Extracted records
* * * * *
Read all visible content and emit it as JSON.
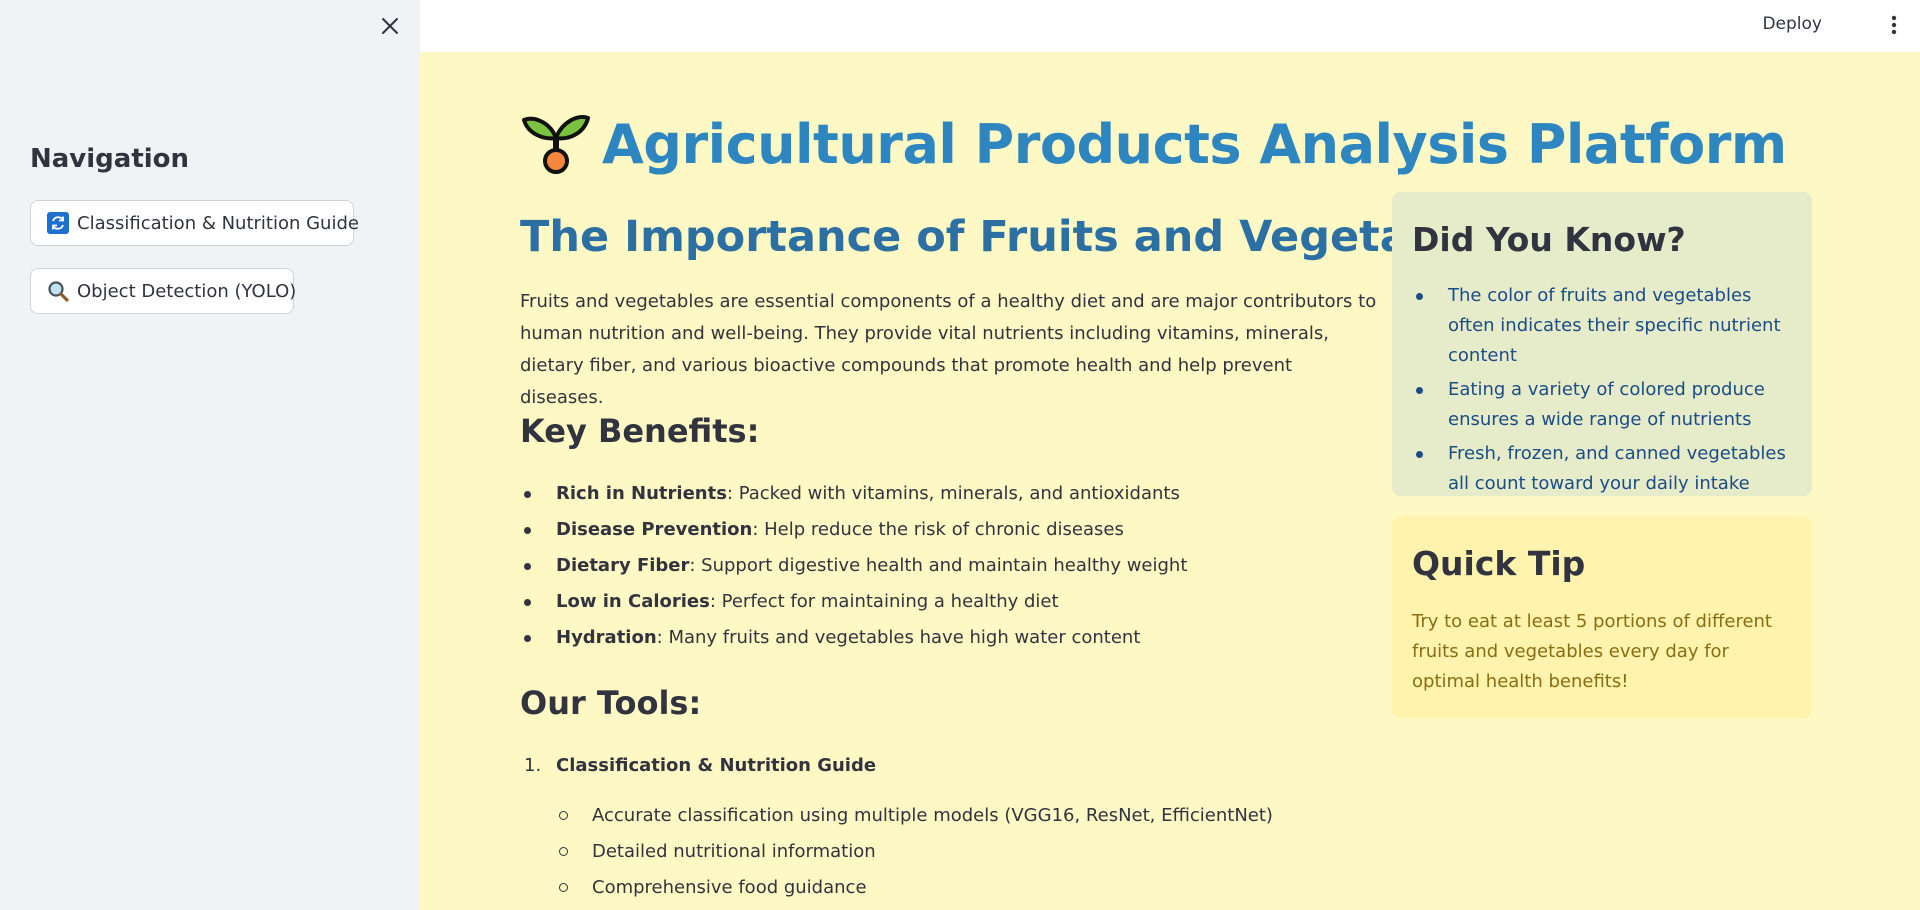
{
  "sidebar": {
    "title": "Navigation",
    "buttons": [
      {
        "label": "Classification & Nutrition Guide",
        "icon": "refresh-icon"
      },
      {
        "label": "Object Detection (YOLO)",
        "icon": "magnifier-icon"
      }
    ]
  },
  "header": {
    "deploy_label": "Deploy"
  },
  "main": {
    "title": "Agricultural Products Analysis Platform",
    "section_title": "The Importance of Fruits and Vegetables",
    "intro": "Fruits and vegetables are essential components of a healthy diet and are major contributors to human nutrition and well-being. They provide vital nutrients including vitamins, minerals, dietary fiber, and various bioactive compounds that promote health and help prevent diseases.",
    "benefits_title": "Key Benefits:",
    "benefits": [
      {
        "term": "Rich in Nutrients",
        "desc": ": Packed with vitamins, minerals, and antioxidants"
      },
      {
        "term": "Disease Prevention",
        "desc": ": Help reduce the risk of chronic diseases"
      },
      {
        "term": "Dietary Fiber",
        "desc": ": Support digestive health and maintain healthy weight"
      },
      {
        "term": "Low in Calories",
        "desc": ": Perfect for maintaining a healthy diet"
      },
      {
        "term": "Hydration",
        "desc": ": Many fruits and vegetables have high water content"
      }
    ],
    "tools_title": "Our Tools:",
    "tools": [
      {
        "number": "1.",
        "name": "Classification & Nutrition Guide",
        "features": [
          "Accurate classification using multiple models (VGG16, ResNet, EfficientNet)",
          "Detailed nutritional information",
          "Comprehensive food guidance"
        ]
      }
    ]
  },
  "cards": {
    "did_you_know": {
      "title": "Did You Know?",
      "items": [
        "The color of fruits and vegetables often indicates their specific nutrient content",
        "Eating a variety of colored produce ensures a wide range of nutrients",
        "Fresh, frozen, and canned vegetables all count toward your daily intake"
      ]
    },
    "quick_tip": {
      "title": "Quick Tip",
      "text": "Try to eat at least 5 portions of different fruits and vegetables every day for optimal health benefits!"
    }
  },
  "colors": {
    "main_bg": "#fef8c4",
    "sidebar_bg": "#f0f2f6",
    "title_blue": "#2e86c1",
    "section_blue": "#2c6fa3",
    "know_card_bg": "#e6ebca",
    "tip_card_bg": "#fff3ad"
  },
  "icons": {
    "title": "seedling-icon",
    "close": "close-icon",
    "menu": "more-vertical-icon"
  }
}
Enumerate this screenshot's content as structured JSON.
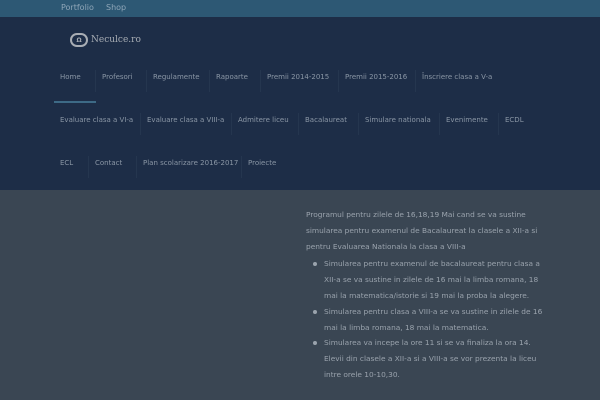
{
  "topbar": {
    "links": [
      "Portfolio",
      "Shop"
    ]
  },
  "logo": {
    "badge": "Ω",
    "name": "Neculce.ro"
  },
  "nav": {
    "row1": [
      "Home",
      "Profesori",
      "Regulamente",
      "Rapoarte",
      "Premii 2014-2015",
      "Premii 2015-2016",
      "Înscriere clasa a V-a"
    ],
    "row2": [
      "Evaluare clasa a VI-a",
      "Evaluare clasa a VIII-a",
      "Admitere liceu",
      "Bacalaureat",
      "Simulare nationala",
      "Evenimente",
      "ECDL"
    ],
    "row3": [
      "ECL",
      "Contact",
      "Plan scolarizare 2016-2017",
      "Proiecte"
    ]
  },
  "content": {
    "intro": "Programul pentru zilele de 16,18,19 Mai cand se va sustine simularea pentru examenul de Bacalaureat la clasele a XII-a si pentru Evaluarea Nationala la clasa a VIII-a",
    "bullets": [
      "Simularea pentru examenul de bacalaureat pentru clasa a XII-a se va sustine in zilele de 16 mai la limba romana, 18 mai la matematica/istorie si 19 mai la proba la alegere.",
      "Simularea pentru clasa a VIII-a se va sustine in zilele de 16 mai la limba romana, 18 mai la matematica.",
      "Simularea va incepe la ore 11 si se va finaliza la ora 14. Elevii din clasele a XII-a si a VIII-a se vor prezenta la liceu intre orele 10-10,30."
    ]
  }
}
* * * * *
Direction: Copy every line of the entries above in which "content" occurs.

Response to this task:
Read all visible content and emit it as JSON.
        "desc": ": Many fruits and vegetables have high water content"
        "The color of fruits and vegetables often indicates their specific nutrient content",
Enumerate this screenshot's content as structured JSON.
  "content": {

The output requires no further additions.